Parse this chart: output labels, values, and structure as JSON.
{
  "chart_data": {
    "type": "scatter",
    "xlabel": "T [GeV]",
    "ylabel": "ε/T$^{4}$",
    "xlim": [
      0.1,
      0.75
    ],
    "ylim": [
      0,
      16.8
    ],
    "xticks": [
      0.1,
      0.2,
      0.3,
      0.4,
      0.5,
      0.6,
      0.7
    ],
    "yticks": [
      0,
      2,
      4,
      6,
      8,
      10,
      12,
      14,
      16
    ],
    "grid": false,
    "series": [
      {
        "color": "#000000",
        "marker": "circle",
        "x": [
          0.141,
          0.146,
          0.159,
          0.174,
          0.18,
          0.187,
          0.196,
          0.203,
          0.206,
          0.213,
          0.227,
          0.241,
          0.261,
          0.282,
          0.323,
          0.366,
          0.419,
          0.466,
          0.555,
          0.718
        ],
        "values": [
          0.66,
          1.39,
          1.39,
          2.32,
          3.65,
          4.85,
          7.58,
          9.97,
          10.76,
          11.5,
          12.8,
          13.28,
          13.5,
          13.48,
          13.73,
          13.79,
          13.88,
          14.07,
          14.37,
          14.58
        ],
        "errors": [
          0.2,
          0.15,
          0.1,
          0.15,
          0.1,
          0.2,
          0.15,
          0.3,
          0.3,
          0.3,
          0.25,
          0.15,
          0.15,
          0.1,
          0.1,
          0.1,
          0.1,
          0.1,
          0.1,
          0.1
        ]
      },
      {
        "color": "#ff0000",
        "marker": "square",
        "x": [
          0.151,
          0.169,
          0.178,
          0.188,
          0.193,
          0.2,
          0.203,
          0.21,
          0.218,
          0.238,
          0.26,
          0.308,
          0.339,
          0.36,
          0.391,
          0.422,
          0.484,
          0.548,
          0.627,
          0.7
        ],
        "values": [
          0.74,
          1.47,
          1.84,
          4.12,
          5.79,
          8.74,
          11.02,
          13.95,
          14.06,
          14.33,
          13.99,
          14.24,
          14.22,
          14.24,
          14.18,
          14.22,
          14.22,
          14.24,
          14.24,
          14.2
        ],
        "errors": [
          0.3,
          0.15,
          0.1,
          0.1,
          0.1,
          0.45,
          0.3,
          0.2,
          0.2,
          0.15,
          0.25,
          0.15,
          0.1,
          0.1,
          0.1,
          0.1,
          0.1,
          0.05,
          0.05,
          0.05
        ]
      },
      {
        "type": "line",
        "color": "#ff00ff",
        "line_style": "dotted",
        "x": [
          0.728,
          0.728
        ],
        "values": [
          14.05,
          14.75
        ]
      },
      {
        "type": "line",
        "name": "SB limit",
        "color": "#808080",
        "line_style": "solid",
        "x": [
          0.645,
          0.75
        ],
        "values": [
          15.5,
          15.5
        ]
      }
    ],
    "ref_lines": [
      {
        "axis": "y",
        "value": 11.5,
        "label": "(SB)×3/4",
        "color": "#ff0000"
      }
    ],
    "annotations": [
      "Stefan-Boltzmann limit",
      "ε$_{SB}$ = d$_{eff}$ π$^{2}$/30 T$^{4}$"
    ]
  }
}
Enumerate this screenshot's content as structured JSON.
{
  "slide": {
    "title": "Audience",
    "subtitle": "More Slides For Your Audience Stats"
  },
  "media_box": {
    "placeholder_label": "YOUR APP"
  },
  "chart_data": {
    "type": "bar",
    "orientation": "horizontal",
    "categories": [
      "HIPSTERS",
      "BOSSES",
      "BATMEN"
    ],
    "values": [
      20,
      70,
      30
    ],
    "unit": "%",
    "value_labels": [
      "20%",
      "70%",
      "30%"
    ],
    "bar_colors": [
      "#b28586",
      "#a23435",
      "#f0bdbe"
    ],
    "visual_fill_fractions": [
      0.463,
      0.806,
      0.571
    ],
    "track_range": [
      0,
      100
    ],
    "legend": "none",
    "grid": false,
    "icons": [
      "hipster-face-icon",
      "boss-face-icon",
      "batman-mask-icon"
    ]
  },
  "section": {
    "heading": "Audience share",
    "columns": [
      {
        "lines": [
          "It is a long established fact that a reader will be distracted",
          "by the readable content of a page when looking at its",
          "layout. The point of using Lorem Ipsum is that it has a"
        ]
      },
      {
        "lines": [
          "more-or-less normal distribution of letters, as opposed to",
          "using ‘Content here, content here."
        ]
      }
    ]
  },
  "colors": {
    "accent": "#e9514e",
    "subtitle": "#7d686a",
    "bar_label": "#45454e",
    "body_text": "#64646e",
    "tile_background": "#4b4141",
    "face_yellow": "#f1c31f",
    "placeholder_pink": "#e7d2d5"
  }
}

**Problem requirements:** Give back the whole listing, word for word.

**Task solution:**
Parse this chart: output labels, values, and structure as JSON.
{
  "chart_data": {
    "type": "scatter",
    "xlabel": "T [GeV]",
    "ylabel": "ε/T$^{4}$",
    "xlim": [
      0.1,
      0.75
    ],
    "ylim": [
      0,
      16.8
    ],
    "xticks": [
      0.1,
      0.2,
      0.3,
      0.4,
      0.5,
      0.6,
      0.7
    ],
    "yticks": [
      0,
      2,
      4,
      6,
      8,
      10,
      12,
      14,
      16
    ],
    "grid": false,
    "series": [
      {
        "color": "#000000",
        "marker": "circle",
        "x": [
          0.141,
          0.146,
          0.159,
          0.174,
          0.18,
          0.187,
          0.196,
          0.203,
          0.206,
          0.213,
          0.227,
          0.241,
          0.261,
          0.282,
          0.323,
          0.366,
          0.419,
          0.466,
          0.555,
          0.718
        ],
        "values": [
          0.66,
          1.39,
          1.39,
          2.32,
          3.65,
          4.85,
          7.58,
          9.97,
          10.76,
          11.5,
          12.8,
          13.28,
          13.5,
          13.48,
          13.73,
          13.79,
          13.88,
          14.07,
          14.37,
          14.58
        ],
        "errors": [
          0.2,
          0.15,
          0.1,
          0.15,
          0.1,
          0.2,
          0.15,
          0.3,
          0.3,
          0.3,
          0.25,
          0.15,
          0.15,
          0.1,
          0.1,
          0.1,
          0.1,
          0.1,
          0.1,
          0.1
        ]
      },
      {
        "color": "#ff0000",
        "marker": "square",
        "x": [
          0.151,
          0.169,
          0.178,
          0.188,
          0.193,
          0.2,
          0.203,
          0.21,
          0.218,
          0.238,
          0.26,
          0.308,
          0.339,
          0.36,
          0.391,
          0.422,
          0.484,
          0.548,
          0.627,
          0.7
        ],
        "values": [
          0.74,
          1.47,
          1.84,
          4.12,
          5.79,
          8.74,
          11.02,
          13.95,
          14.06,
          14.33,
          13.99,
          14.24,
          14.22,
          14.24,
          14.18,
          14.22,
          14.22,
          14.24,
          14.24,
          14.2
        ],
        "errors": [
          0.3,
          0.15,
          0.1,
          0.1,
          0.1,
          0.45,
          0.3,
          0.2,
          0.2,
          0.15,
          0.25,
          0.15,
          0.1,
          0.1,
          0.1,
          0.1,
          0.1,
          0.05,
          0.05,
          0.05
        ]
      },
      {
        "type": "line",
        "color": "#ff00ff",
        "line_style": "dotted",
        "x": [
          0.728,
          0.728
        ],
        "values": [
          14.05,
          14.75
        ]
      },
      {
        "type": "line",
        "name": "SB limit",
        "color": "#808080",
        "line_style": "solid",
        "x": [
          0.645,
          0.75
        ],
        "values": [
          15.5,
          15.5
        ]
      }
    ],
    "ref_lines": [
      {
        "axis": "y",
        "value": 11.5,
        "label": "(SB)×3/4",
        "color": "#ff0000"
      }
    ],
    "annotations": [
      "Stefan-Boltzmann limit",
      "ε$_{SB}$ = d$_{eff}$ π$^{2}$/30 T$^{4}$"
    ]
  }
}
Enumerate this screenshot's content as structured JSON.
{
  "slide": {
    "title": "Audience",
    "subtitle": "More Slides For Your Audience Stats"
  },
  "media_box": {
    "placeholder_label": "YOUR APP"
  },
  "chart_data": {
    "type": "bar",
    "orientation": "horizontal",
    "categories": [
      "HIPSTERS",
      "BOSSES",
      "BATMEN"
    ],
    "values": [
      20,
      70,
      30
    ],
    "unit": "%",
    "value_labels": [
      "20%",
      "70%",
      "30%"
    ],
    "bar_colors": [
      "#b28586",
      "#a23435",
      "#f0bdbe"
    ],
    "visual_fill_fractions": [
      0.463,
      0.806,
      0.571
    ],
    "track_range": [
      0,
      100
    ],
    "legend": "none",
    "grid": false,
    "icons": [
      "hipster-face-icon",
      "boss-face-icon",
      "batman-mask-icon"
    ]
  },
  "section": {
    "heading": "Audience share",
    "columns": [
      {
        "lines": [
          "It is a long established fact that a reader will be distracted",
          "by the readable content of a page when looking at its",
          "layout. The point of using Lorem Ipsum is that it has a"
        ]
      },
      {
        "lines": [
          "more-or-less normal distribution of letters, as opposed to",
          "using ‘Content here, content here."
        ]
      }
    ]
  },
  "colors": {
    "accent": "#e9514e",
    "subtitle": "#7d686a",
    "bar_label": "#45454e",
    "body_text": "#64646e",
    "tile_background": "#4b4141",
    "face_yellow": "#f1c31f",
    "placeholder_pink": "#e7d2d5"
  }
}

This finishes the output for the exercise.